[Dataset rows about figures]

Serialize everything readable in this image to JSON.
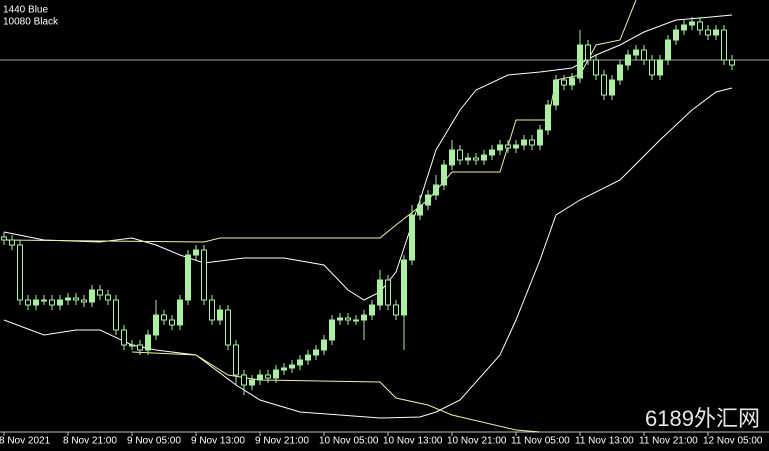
{
  "chart_data": {
    "type": "candlestick",
    "labels": [
      "1440 Blue",
      "10080 Black"
    ],
    "watermark": "6189外汇网",
    "candle_color": "#a8f0a0",
    "open": [
      195,
      192,
      187,
      132,
      127,
      132,
      132,
      127,
      132,
      134,
      132,
      130,
      142,
      137,
      132,
      102,
      87,
      87,
      82,
      97,
      117,
      112,
      107,
      132,
      177,
      182,
      132,
      112,
      122,
      87,
      57,
      47,
      52,
      57,
      54,
      62,
      64,
      67,
      72,
      77,
      82,
      92,
      112,
      114,
      112,
      112,
      117,
      127,
      152,
      127,
      117,
      172,
      217,
      227,
      237,
      247,
      267,
      282,
      272,
      274,
      272,
      277,
      282,
      287,
      284,
      287,
      292,
      287,
      302,
      327,
      352,
      347,
      354,
      387,
      372,
      357,
      337,
      352,
      367,
      377,
      382,
      372,
      357,
      372,
      392,
      402,
      407,
      410,
      402,
      397,
      402,
      372
    ],
    "high": [
      200,
      197,
      192,
      137,
      137,
      137,
      137,
      137,
      139,
      139,
      137,
      147,
      147,
      142,
      137,
      107,
      92,
      92,
      102,
      132,
      122,
      117,
      137,
      182,
      187,
      187,
      137,
      127,
      127,
      92,
      62,
      57,
      62,
      62,
      67,
      69,
      72,
      77,
      82,
      87,
      97,
      117,
      119,
      119,
      117,
      122,
      132,
      162,
      157,
      132,
      177,
      227,
      237,
      242,
      257,
      272,
      292,
      287,
      279,
      279,
      282,
      287,
      292,
      292,
      292,
      297,
      297,
      307,
      332,
      357,
      357,
      359,
      402,
      392,
      377,
      362,
      357,
      372,
      382,
      387,
      387,
      377,
      377,
      397,
      407,
      412,
      415,
      415,
      407,
      407,
      407,
      377
    ],
    "low": [
      187,
      182,
      127,
      122,
      122,
      127,
      122,
      122,
      127,
      127,
      125,
      125,
      132,
      127,
      97,
      82,
      82,
      77,
      77,
      92,
      107,
      102,
      102,
      127,
      172,
      127,
      107,
      107,
      82,
      47,
      37,
      42,
      47,
      49,
      49,
      57,
      59,
      62,
      67,
      72,
      77,
      87,
      107,
      107,
      107,
      92,
      112,
      122,
      122,
      112,
      82,
      167,
      212,
      222,
      232,
      242,
      262,
      267,
      267,
      267,
      267,
      272,
      277,
      279,
      279,
      282,
      282,
      282,
      297,
      322,
      342,
      342,
      349,
      367,
      352,
      332,
      332,
      347,
      362,
      372,
      367,
      352,
      352,
      367,
      387,
      397,
      402,
      397,
      392,
      392,
      367,
      362
    ],
    "close": [
      192,
      187,
      132,
      127,
      132,
      132,
      127,
      132,
      134,
      132,
      130,
      142,
      137,
      132,
      102,
      87,
      87,
      82,
      97,
      117,
      112,
      107,
      132,
      177,
      182,
      132,
      112,
      122,
      87,
      57,
      47,
      52,
      57,
      54,
      62,
      64,
      67,
      72,
      77,
      82,
      92,
      112,
      114,
      112,
      112,
      117,
      127,
      152,
      127,
      117,
      172,
      217,
      227,
      237,
      247,
      267,
      282,
      272,
      274,
      272,
      277,
      282,
      287,
      284,
      287,
      292,
      287,
      302,
      327,
      352,
      347,
      354,
      387,
      372,
      357,
      337,
      352,
      367,
      377,
      382,
      372,
      357,
      372,
      392,
      402,
      407,
      410,
      402,
      397,
      402,
      372,
      367
    ],
    "lines": [
      {
        "color": "#ffffff",
        "x": [
          0,
          5,
          12,
          16,
          19,
          22,
          25,
          30,
          35,
          40,
          43,
          45,
          47,
          49,
          52,
          54,
          57,
          59,
          63,
          67,
          71,
          74,
          77,
          80,
          84,
          87,
          91
        ],
        "values": [
          200,
          192,
          190,
          194,
          187,
          177,
          169,
          174,
          174,
          167,
          142,
          132,
          140,
          160,
          232,
          282,
          322,
          342,
          357,
          360,
          364,
          377,
          387,
          400,
          412,
          414,
          417
        ]
      },
      {
        "color": "#ffffff",
        "x": [
          0,
          5,
          9,
          12,
          16,
          19,
          24,
          29,
          32,
          37,
          42,
          47,
          52,
          54,
          57,
          62,
          64,
          67,
          69,
          72,
          77,
          82,
          86,
          89,
          91
        ],
        "values": [
          112,
          97,
          102,
          102,
          87,
          82,
          77,
          47,
          32,
          20,
          17,
          14,
          15,
          20,
          32,
          77,
          112,
          172,
          217,
          232,
          252,
          292,
          322,
          340,
          344
        ]
      },
      {
        "color": "#f0f0a0",
        "x": [
          0,
          25,
          27,
          47,
          49,
          53,
          56,
          62,
          64,
          68,
          69,
          72,
          74,
          77,
          79
        ],
        "values": [
          192,
          190,
          194,
          194,
          207,
          232,
          260,
          260,
          312,
          312,
          352,
          357,
          387,
          392,
          432
        ]
      },
      {
        "color": "#f0f0a0",
        "x": [
          16,
          24,
          28,
          32,
          47,
          49,
          53,
          56,
          64,
          67
        ],
        "values": [
          80,
          77,
          57,
          52,
          50,
          34,
          27,
          17,
          2,
          0
        ]
      }
    ],
    "hline": {
      "value": 372,
      "color": "#a0a0a0"
    },
    "xlim": [
      -0.5,
      95.625
    ],
    "ylim": [
      0,
      432
    ],
    "xticks": [
      {
        "value": 0,
        "label": "8 Nov 2021"
      },
      {
        "value": 8,
        "label": "8 Nov 21:00"
      },
      {
        "value": 16,
        "label": "9 Nov 05:00"
      },
      {
        "value": 24,
        "label": "9 Nov 13:00"
      },
      {
        "value": 32,
        "label": "9 Nov 21:00"
      },
      {
        "value": 40,
        "label": "10 Nov 05:00"
      },
      {
        "value": 48,
        "label": "10 Nov 13:00"
      },
      {
        "value": 56,
        "label": "10 Nov 21:00"
      },
      {
        "value": 64,
        "label": "11 Nov 05:00"
      },
      {
        "value": 72,
        "label": "11 Nov 13:00"
      },
      {
        "value": 80,
        "label": "11 Nov 21:00"
      },
      {
        "value": 88,
        "label": "12 Nov 05:00"
      }
    ]
  }
}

WRITTEN TASK:
Pictures are excluded; copy all other data exactly as shown.

SOLUTION TO THE EXERCISE:
Serialize everything readable in this image to JSON.
{
  "chart_data": {
    "type": "candlestick",
    "labels": [
      "1440 Blue",
      "10080 Black"
    ],
    "watermark": "6189外汇网",
    "candle_color": "#a8f0a0",
    "open": [
      195,
      192,
      187,
      132,
      127,
      132,
      132,
      127,
      132,
      134,
      132,
      130,
      142,
      137,
      132,
      102,
      87,
      87,
      82,
      97,
      117,
      112,
      107,
      132,
      177,
      182,
      132,
      112,
      122,
      87,
      57,
      47,
      52,
      57,
      54,
      62,
      64,
      67,
      72,
      77,
      82,
      92,
      112,
      114,
      112,
      112,
      117,
      127,
      152,
      127,
      117,
      172,
      217,
      227,
      237,
      247,
      267,
      282,
      272,
      274,
      272,
      277,
      282,
      287,
      284,
      287,
      292,
      287,
      302,
      327,
      352,
      347,
      354,
      387,
      372,
      357,
      337,
      352,
      367,
      377,
      382,
      372,
      357,
      372,
      392,
      402,
      407,
      410,
      402,
      397,
      402,
      372
    ],
    "high": [
      200,
      197,
      192,
      137,
      137,
      137,
      137,
      137,
      139,
      139,
      137,
      147,
      147,
      142,
      137,
      107,
      92,
      92,
      102,
      132,
      122,
      117,
      137,
      182,
      187,
      187,
      137,
      127,
      127,
      92,
      62,
      57,
      62,
      62,
      67,
      69,
      72,
      77,
      82,
      87,
      97,
      117,
      119,
      119,
      117,
      122,
      132,
      162,
      157,
      132,
      177,
      227,
      237,
      242,
      257,
      272,
      292,
      287,
      279,
      279,
      282,
      287,
      292,
      292,
      292,
      297,
      297,
      307,
      332,
      357,
      357,
      359,
      402,
      392,
      377,
      362,
      357,
      372,
      382,
      387,
      387,
      377,
      377,
      397,
      407,
      412,
      415,
      415,
      407,
      407,
      407,
      377
    ],
    "low": [
      187,
      182,
      127,
      122,
      122,
      127,
      122,
      122,
      127,
      127,
      125,
      125,
      132,
      127,
      97,
      82,
      82,
      77,
      77,
      92,
      107,
      102,
      102,
      127,
      172,
      127,
      107,
      107,
      82,
      47,
      37,
      42,
      47,
      49,
      49,
      57,
      59,
      62,
      67,
      72,
      77,
      87,
      107,
      107,
      107,
      92,
      112,
      122,
      122,
      112,
      82,
      167,
      212,
      222,
      232,
      242,
      262,
      267,
      267,
      267,
      267,
      272,
      277,
      279,
      279,
      282,
      282,
      282,
      297,
      322,
      342,
      342,
      349,
      367,
      352,
      332,
      332,
      347,
      362,
      372,
      367,
      352,
      352,
      367,
      387,
      397,
      402,
      397,
      392,
      392,
      367,
      362
    ],
    "close": [
      192,
      187,
      132,
      127,
      132,
      132,
      127,
      132,
      134,
      132,
      130,
      142,
      137,
      132,
      102,
      87,
      87,
      82,
      97,
      117,
      112,
      107,
      132,
      177,
      182,
      132,
      112,
      122,
      87,
      57,
      47,
      52,
      57,
      54,
      62,
      64,
      67,
      72,
      77,
      82,
      92,
      112,
      114,
      112,
      112,
      117,
      127,
      152,
      127,
      117,
      172,
      217,
      227,
      237,
      247,
      267,
      282,
      272,
      274,
      272,
      277,
      282,
      287,
      284,
      287,
      292,
      287,
      302,
      327,
      352,
      347,
      354,
      387,
      372,
      357,
      337,
      352,
      367,
      377,
      382,
      372,
      357,
      372,
      392,
      402,
      407,
      410,
      402,
      397,
      402,
      372,
      367
    ],
    "lines": [
      {
        "color": "#ffffff",
        "x": [
          0,
          5,
          12,
          16,
          19,
          22,
          25,
          30,
          35,
          40,
          43,
          45,
          47,
          49,
          52,
          54,
          57,
          59,
          63,
          67,
          71,
          74,
          77,
          80,
          84,
          87,
          91
        ],
        "values": [
          200,
          192,
          190,
          194,
          187,
          177,
          169,
          174,
          174,
          167,
          142,
          132,
          140,
          160,
          232,
          282,
          322,
          342,
          357,
          360,
          364,
          377,
          387,
          400,
          412,
          414,
          417
        ]
      },
      {
        "color": "#ffffff",
        "x": [
          0,
          5,
          9,
          12,
          16,
          19,
          24,
          29,
          32,
          37,
          42,
          47,
          52,
          54,
          57,
          62,
          64,
          67,
          69,
          72,
          77,
          82,
          86,
          89,
          91
        ],
        "values": [
          112,
          97,
          102,
          102,
          87,
          82,
          77,
          47,
          32,
          20,
          17,
          14,
          15,
          20,
          32,
          77,
          112,
          172,
          217,
          232,
          252,
          292,
          322,
          340,
          344
        ]
      },
      {
        "color": "#f0f0a0",
        "x": [
          0,
          25,
          27,
          47,
          49,
          53,
          56,
          62,
          64,
          68,
          69,
          72,
          74,
          77,
          79
        ],
        "values": [
          192,
          190,
          194,
          194,
          207,
          232,
          260,
          260,
          312,
          312,
          352,
          357,
          387,
          392,
          432
        ]
      },
      {
        "color": "#f0f0a0",
        "x": [
          16,
          24,
          28,
          32,
          47,
          49,
          53,
          56,
          64,
          67
        ],
        "values": [
          80,
          77,
          57,
          52,
          50,
          34,
          27,
          17,
          2,
          0
        ]
      }
    ],
    "hline": {
      "value": 372,
      "color": "#a0a0a0"
    },
    "xlim": [
      -0.5,
      95.625
    ],
    "ylim": [
      0,
      432
    ],
    "xticks": [
      {
        "value": 0,
        "label": "8 Nov 2021"
      },
      {
        "value": 8,
        "label": "8 Nov 21:00"
      },
      {
        "value": 16,
        "label": "9 Nov 05:00"
      },
      {
        "value": 24,
        "label": "9 Nov 13:00"
      },
      {
        "value": 32,
        "label": "9 Nov 21:00"
      },
      {
        "value": 40,
        "label": "10 Nov 05:00"
      },
      {
        "value": 48,
        "label": "10 Nov 13:00"
      },
      {
        "value": 56,
        "label": "10 Nov 21:00"
      },
      {
        "value": 64,
        "label": "11 Nov 05:00"
      },
      {
        "value": 72,
        "label": "11 Nov 13:00"
      },
      {
        "value": 80,
        "label": "11 Nov 21:00"
      },
      {
        "value": 88,
        "label": "12 Nov 05:00"
      }
    ]
  }
}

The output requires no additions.